■ SOURCE RECORDS:
────────────────────────────────────────

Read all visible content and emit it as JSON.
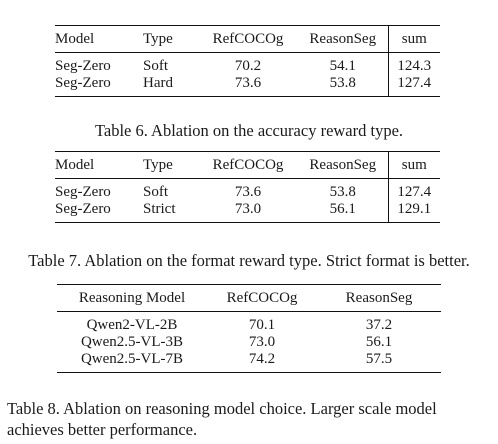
{
  "table6": {
    "headers": [
      "Model",
      "Type",
      "RefCOCOg",
      "ReasonSeg",
      "sum"
    ],
    "rows": [
      [
        "Seg-Zero",
        "Soft",
        "70.2",
        "54.1",
        "124.3"
      ],
      [
        "Seg-Zero",
        "Hard",
        "73.6",
        "53.8",
        "127.4"
      ]
    ],
    "caption": "Table 6. Ablation on the accuracy reward type."
  },
  "table7": {
    "headers": [
      "Model",
      "Type",
      "RefCOCOg",
      "ReasonSeg",
      "sum"
    ],
    "rows": [
      [
        "Seg-Zero",
        "Soft",
        "73.6",
        "53.8",
        "127.4"
      ],
      [
        "Seg-Zero",
        "Strict",
        "73.0",
        "56.1",
        "129.1"
      ]
    ],
    "caption": "Table 7. Ablation on the format reward type. Strict format is better."
  },
  "table8": {
    "headers": [
      "Reasoning Model",
      "RefCOCOg",
      "ReasonSeg"
    ],
    "rows": [
      [
        "Qwen2-VL-2B",
        "70.1",
        "37.2"
      ],
      [
        "Qwen2.5-VL-3B",
        "73.0",
        "56.1"
      ],
      [
        "Qwen2.5-VL-7B",
        "74.2",
        "57.5"
      ]
    ],
    "caption_line1": "Table 8. Ablation on reasoning model choice. Larger scale model",
    "caption_line2": "achieves better performance."
  }
}
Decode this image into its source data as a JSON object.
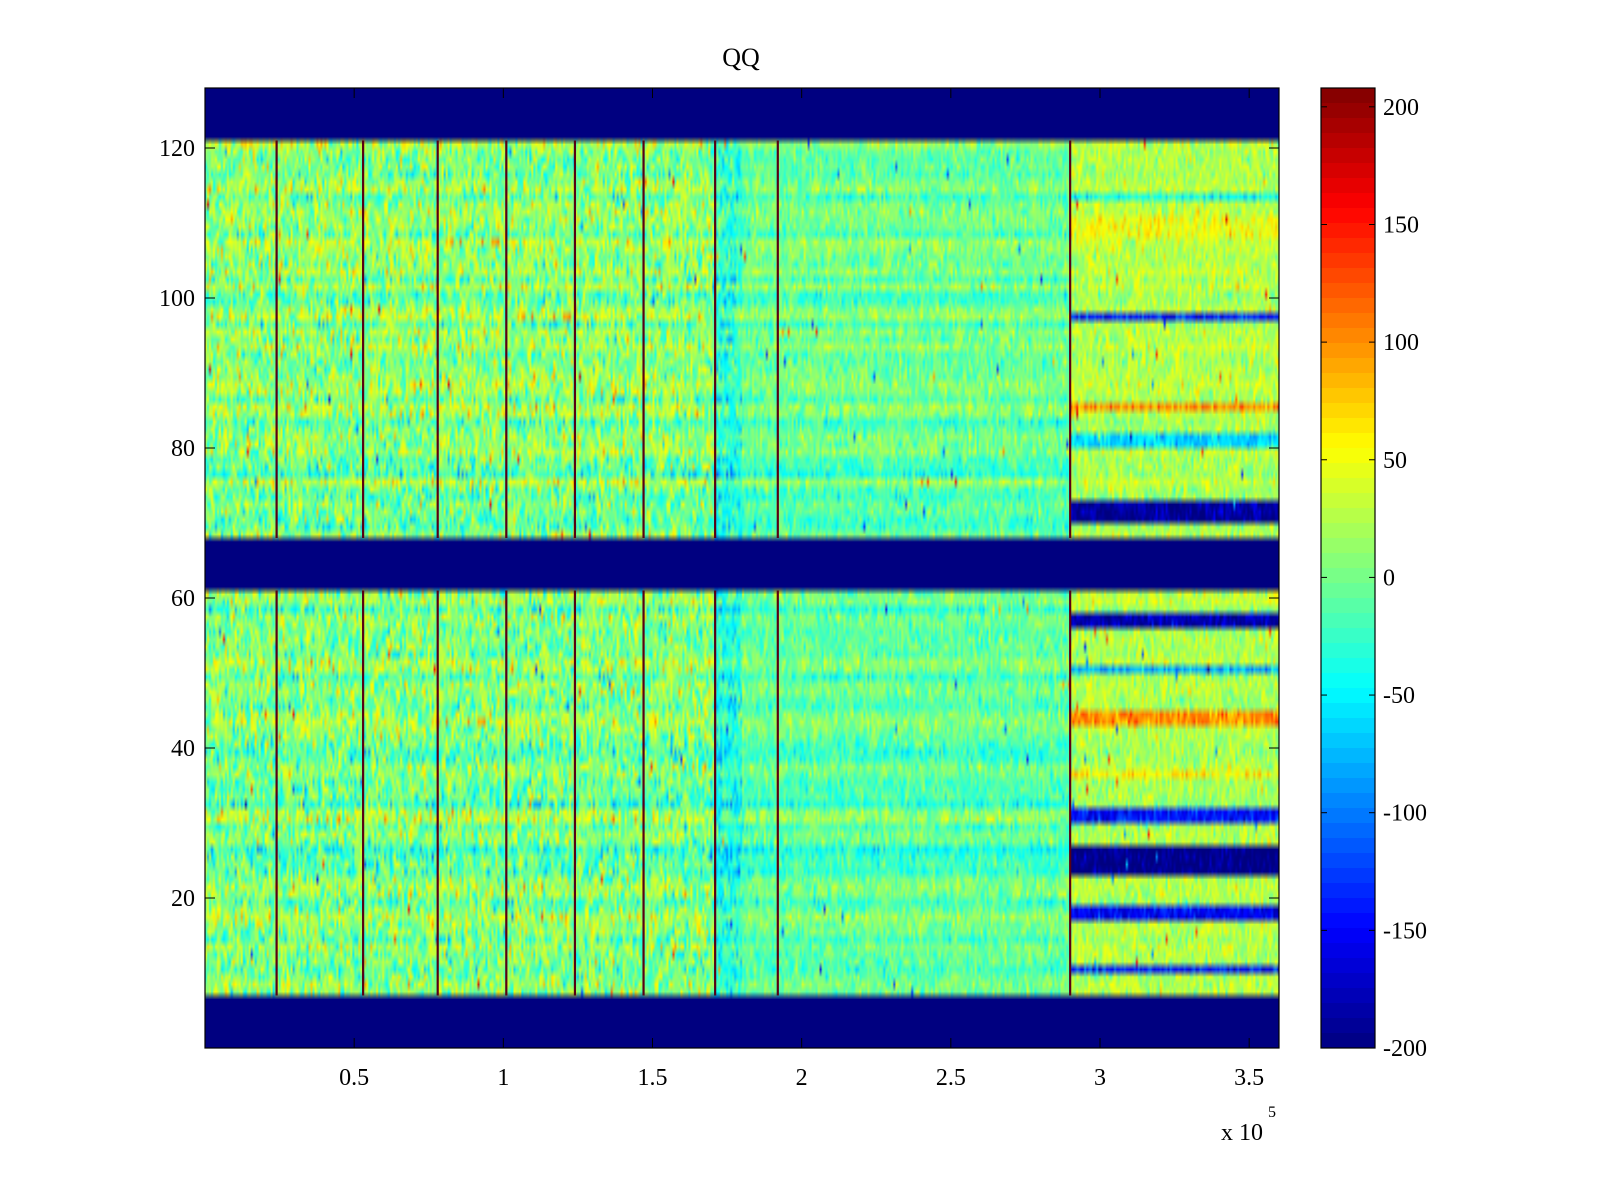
{
  "chart_data": {
    "type": "heatmap",
    "title": "QQ",
    "xlabel": "",
    "ylabel": "",
    "x_multiplier": "x 10",
    "x_multiplier_exponent": "5",
    "xlim": [
      0,
      360000
    ],
    "ylim": [
      0,
      128
    ],
    "x_ticks": [
      {
        "value": 50000,
        "label": "0.5"
      },
      {
        "value": 100000,
        "label": "1"
      },
      {
        "value": 150000,
        "label": "1.5"
      },
      {
        "value": 200000,
        "label": "2"
      },
      {
        "value": 250000,
        "label": "2.5"
      },
      {
        "value": 300000,
        "label": "3"
      },
      {
        "value": 350000,
        "label": "3.5"
      }
    ],
    "y_ticks": [
      {
        "value": 20,
        "label": "20"
      },
      {
        "value": 40,
        "label": "40"
      },
      {
        "value": 60,
        "label": "60"
      },
      {
        "value": 80,
        "label": "80"
      },
      {
        "value": 100,
        "label": "100"
      },
      {
        "value": 120,
        "label": "120"
      }
    ],
    "colorbar": {
      "colormap": "jet",
      "clim": [
        -200,
        208
      ],
      "ticks": [
        {
          "value": 200,
          "label": "200"
        },
        {
          "value": 150,
          "label": "150"
        },
        {
          "value": 100,
          "label": "100"
        },
        {
          "value": 50,
          "label": "50"
        },
        {
          "value": 0,
          "label": "0"
        },
        {
          "value": -50,
          "label": "-50"
        },
        {
          "value": -100,
          "label": "-100"
        },
        {
          "value": -150,
          "label": "-150"
        },
        {
          "value": -200,
          "label": "-200"
        }
      ]
    },
    "background_value": -200,
    "masked_row_bands": [
      {
        "from": 0,
        "to": 7
      },
      {
        "from": 61,
        "to": 68
      },
      {
        "from": 121,
        "to": 128
      }
    ],
    "noise_level": 0,
    "noise_spread": 28,
    "vertical_spikes": [
      {
        "x": 24000,
        "value": 200
      },
      {
        "x": 53000,
        "value": 200
      },
      {
        "x": 78000,
        "value": 200
      },
      {
        "x": 101000,
        "value": 200
      },
      {
        "x": 124000,
        "value": 200
      },
      {
        "x": 147000,
        "value": 200
      },
      {
        "x": 171000,
        "value": 200
      },
      {
        "x": 192000,
        "value": 200
      },
      {
        "x": 290000,
        "value": 200
      }
    ],
    "x_segments": [
      {
        "from": 0,
        "to": 171000,
        "noise_spread": 30,
        "level": 8
      },
      {
        "from": 171000,
        "to": 180000,
        "noise_spread": 24,
        "level": -30
      },
      {
        "from": 180000,
        "to": 290000,
        "noise_spread": 18,
        "level": -5
      },
      {
        "from": 290000,
        "to": 360000,
        "noise_spread": 10,
        "level": 0
      }
    ],
    "row_bands_right_section": [
      {
        "rows": [
          70,
          73
        ],
        "value": -190
      },
      {
        "rows": [
          23,
          27
        ],
        "value": -200
      },
      {
        "rows": [
          56,
          58
        ],
        "value": -180
      },
      {
        "rows": [
          97,
          98
        ],
        "value": -140
      },
      {
        "rows": [
          43,
          45
        ],
        "value": 100
      },
      {
        "rows": [
          85,
          86
        ],
        "value": 100
      },
      {
        "rows": [
          30,
          32
        ],
        "value": -140
      },
      {
        "rows": [
          17,
          19
        ],
        "value": -150
      },
      {
        "rows": [
          10,
          11
        ],
        "value": -140
      },
      {
        "rows": [
          36,
          37
        ],
        "value": 60
      },
      {
        "rows": [
          50,
          51
        ],
        "value": -80
      },
      {
        "rows": [
          80,
          82
        ],
        "value": -60
      },
      {
        "rows": [
          108,
          111
        ],
        "value": 50
      },
      {
        "rows": [
          113,
          114
        ],
        "value": -40
      }
    ]
  }
}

────────────────────────────────────────

■ TASK STATEMENT:
Lines that hold the word "Ablation" are the ones to return, every one of them.

■ EXERCISE OUTPUT:
    "caption": "Table 6. Ablation on the accuracy reward type."
    "caption": "Table 7. Ablation on the format reward type. Strict format is better."
    "caption_line1": "Table 8. Ablation on reasoning model choice. Larger scale model",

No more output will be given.